TASK DIRECTIONS: The records below must be retyped exactly.

## start SUPPLIED ENTRIES

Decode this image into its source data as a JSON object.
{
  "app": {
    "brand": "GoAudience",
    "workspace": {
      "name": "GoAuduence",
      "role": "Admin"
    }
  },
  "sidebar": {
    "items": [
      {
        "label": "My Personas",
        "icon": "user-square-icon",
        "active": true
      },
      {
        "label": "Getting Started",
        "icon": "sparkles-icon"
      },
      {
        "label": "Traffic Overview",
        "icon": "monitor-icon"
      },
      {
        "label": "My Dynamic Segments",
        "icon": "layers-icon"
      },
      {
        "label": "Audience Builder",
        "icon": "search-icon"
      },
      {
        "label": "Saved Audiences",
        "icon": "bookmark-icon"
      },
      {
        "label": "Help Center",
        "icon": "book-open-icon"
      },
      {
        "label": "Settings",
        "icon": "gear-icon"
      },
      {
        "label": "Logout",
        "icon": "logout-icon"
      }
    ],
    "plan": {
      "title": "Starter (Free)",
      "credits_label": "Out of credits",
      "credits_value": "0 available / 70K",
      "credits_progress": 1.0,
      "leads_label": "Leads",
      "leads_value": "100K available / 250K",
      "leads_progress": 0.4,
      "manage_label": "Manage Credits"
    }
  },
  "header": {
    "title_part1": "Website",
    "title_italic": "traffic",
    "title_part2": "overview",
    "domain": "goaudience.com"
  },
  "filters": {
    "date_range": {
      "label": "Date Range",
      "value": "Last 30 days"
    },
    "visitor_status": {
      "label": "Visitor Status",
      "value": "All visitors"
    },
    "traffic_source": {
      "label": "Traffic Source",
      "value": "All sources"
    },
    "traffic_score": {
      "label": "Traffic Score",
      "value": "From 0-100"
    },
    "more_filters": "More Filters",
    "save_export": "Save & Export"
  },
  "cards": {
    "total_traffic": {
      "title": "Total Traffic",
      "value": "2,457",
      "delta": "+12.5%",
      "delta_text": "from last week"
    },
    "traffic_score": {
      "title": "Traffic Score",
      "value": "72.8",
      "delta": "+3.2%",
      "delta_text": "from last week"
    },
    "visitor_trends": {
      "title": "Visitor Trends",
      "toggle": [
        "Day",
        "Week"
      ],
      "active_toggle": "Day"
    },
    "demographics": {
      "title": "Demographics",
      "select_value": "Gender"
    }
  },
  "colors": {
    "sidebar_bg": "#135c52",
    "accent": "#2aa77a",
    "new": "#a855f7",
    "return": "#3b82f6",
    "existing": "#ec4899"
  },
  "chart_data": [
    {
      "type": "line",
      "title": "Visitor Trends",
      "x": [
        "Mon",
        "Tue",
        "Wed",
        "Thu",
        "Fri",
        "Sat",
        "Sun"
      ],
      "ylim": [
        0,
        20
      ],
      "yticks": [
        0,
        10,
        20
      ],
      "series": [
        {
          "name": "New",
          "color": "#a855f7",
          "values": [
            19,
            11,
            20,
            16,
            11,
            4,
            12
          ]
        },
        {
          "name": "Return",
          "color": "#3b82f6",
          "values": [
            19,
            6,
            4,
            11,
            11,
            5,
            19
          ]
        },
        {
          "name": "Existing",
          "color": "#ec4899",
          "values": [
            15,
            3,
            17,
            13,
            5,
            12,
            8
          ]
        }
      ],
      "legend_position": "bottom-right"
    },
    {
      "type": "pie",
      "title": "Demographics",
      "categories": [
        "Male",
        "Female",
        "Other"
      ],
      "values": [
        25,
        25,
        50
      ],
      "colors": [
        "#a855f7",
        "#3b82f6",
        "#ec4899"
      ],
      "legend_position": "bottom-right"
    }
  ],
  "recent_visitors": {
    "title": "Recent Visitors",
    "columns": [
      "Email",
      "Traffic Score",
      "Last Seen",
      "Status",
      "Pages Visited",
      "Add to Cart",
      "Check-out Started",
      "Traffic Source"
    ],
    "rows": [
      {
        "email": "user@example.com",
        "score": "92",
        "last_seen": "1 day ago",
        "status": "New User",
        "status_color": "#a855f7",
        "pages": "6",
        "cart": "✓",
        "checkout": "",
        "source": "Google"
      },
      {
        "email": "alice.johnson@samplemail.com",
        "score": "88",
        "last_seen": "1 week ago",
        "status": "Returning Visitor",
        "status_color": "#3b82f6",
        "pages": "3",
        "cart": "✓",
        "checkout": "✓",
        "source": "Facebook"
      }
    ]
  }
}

## end SUPPLIED ENTRIES

WRITTEN RESPONSE:
Decode this image into its source data as a JSON object.
{
  "app": {
    "brand": "GoAudience",
    "workspace": {
      "name": "GoAuduence",
      "role": "Admin"
    }
  },
  "sidebar": {
    "items": [
      {
        "label": "My Personas",
        "icon": "user-square-icon",
        "active": true
      },
      {
        "label": "Getting Started",
        "icon": "sparkles-icon"
      },
      {
        "label": "Traffic Overview",
        "icon": "monitor-icon"
      },
      {
        "label": "My Dynamic Segments",
        "icon": "layers-icon"
      },
      {
        "label": "Audience Builder",
        "icon": "search-icon"
      },
      {
        "label": "Saved Audiences",
        "icon": "bookmark-icon"
      },
      {
        "label": "Help Center",
        "icon": "book-open-icon"
      },
      {
        "label": "Settings",
        "icon": "gear-icon"
      },
      {
        "label": "Logout",
        "icon": "logout-icon"
      }
    ],
    "plan": {
      "title": "Starter (Free)",
      "credits_label": "Out of credits",
      "credits_value": "0 available / 70K",
      "credits_progress": 1.0,
      "leads_label": "Leads",
      "leads_value": "100K available / 250K",
      "leads_progress": 0.4,
      "manage_label": "Manage Credits"
    }
  },
  "header": {
    "title_part1": "Website",
    "title_italic": "traffic",
    "title_part2": "overview",
    "domain": "goaudience.com"
  },
  "filters": {
    "date_range": {
      "label": "Date Range",
      "value": "Last 30 days"
    },
    "visitor_status": {
      "label": "Visitor Status",
      "value": "All visitors"
    },
    "traffic_source": {
      "label": "Traffic Source",
      "value": "All sources"
    },
    "traffic_score": {
      "label": "Traffic Score",
      "value": "From 0-100"
    },
    "more_filters": "More Filters",
    "save_export": "Save & Export"
  },
  "cards": {
    "total_traffic": {
      "title": "Total Traffic",
      "value": "2,457",
      "delta": "+12.5%",
      "delta_text": "from last week"
    },
    "traffic_score": {
      "title": "Traffic Score",
      "value": "72.8",
      "delta": "+3.2%",
      "delta_text": "from last week"
    },
    "visitor_trends": {
      "title": "Visitor Trends",
      "toggle": [
        "Day",
        "Week"
      ],
      "active_toggle": "Day"
    },
    "demographics": {
      "title": "Demographics",
      "select_value": "Gender"
    }
  },
  "colors": {
    "sidebar_bg": "#135c52",
    "accent": "#2aa77a",
    "new": "#a855f7",
    "return": "#3b82f6",
    "existing": "#ec4899"
  },
  "chart_data": [
    {
      "type": "line",
      "title": "Visitor Trends",
      "x": [
        "Mon",
        "Tue",
        "Wed",
        "Thu",
        "Fri",
        "Sat",
        "Sun"
      ],
      "ylim": [
        0,
        20
      ],
      "yticks": [
        0,
        10,
        20
      ],
      "series": [
        {
          "name": "New",
          "color": "#a855f7",
          "values": [
            19,
            11,
            20,
            16,
            11,
            4,
            12
          ]
        },
        {
          "name": "Return",
          "color": "#3b82f6",
          "values": [
            19,
            6,
            4,
            11,
            11,
            5,
            19
          ]
        },
        {
          "name": "Existing",
          "color": "#ec4899",
          "values": [
            15,
            3,
            17,
            13,
            5,
            12,
            8
          ]
        }
      ],
      "legend_position": "bottom-right"
    },
    {
      "type": "pie",
      "title": "Demographics",
      "categories": [
        "Male",
        "Female",
        "Other"
      ],
      "values": [
        25,
        25,
        50
      ],
      "colors": [
        "#a855f7",
        "#3b82f6",
        "#ec4899"
      ],
      "legend_position": "bottom-right"
    }
  ],
  "recent_visitors": {
    "title": "Recent Visitors",
    "columns": [
      "Email",
      "Traffic Score",
      "Last Seen",
      "Status",
      "Pages Visited",
      "Add to Cart",
      "Check-out Started",
      "Traffic Source"
    ],
    "rows": [
      {
        "email": "user@example.com",
        "score": "92",
        "last_seen": "1 day ago",
        "status": "New User",
        "status_color": "#a855f7",
        "pages": "6",
        "cart": "✓",
        "checkout": "",
        "source": "Google"
      },
      {
        "email": "alice.johnson@samplemail.com",
        "score": "88",
        "last_seen": "1 week ago",
        "status": "Returning Visitor",
        "status_color": "#3b82f6",
        "pages": "3",
        "cart": "✓",
        "checkout": "✓",
        "source": "Facebook"
      }
    ]
  }
}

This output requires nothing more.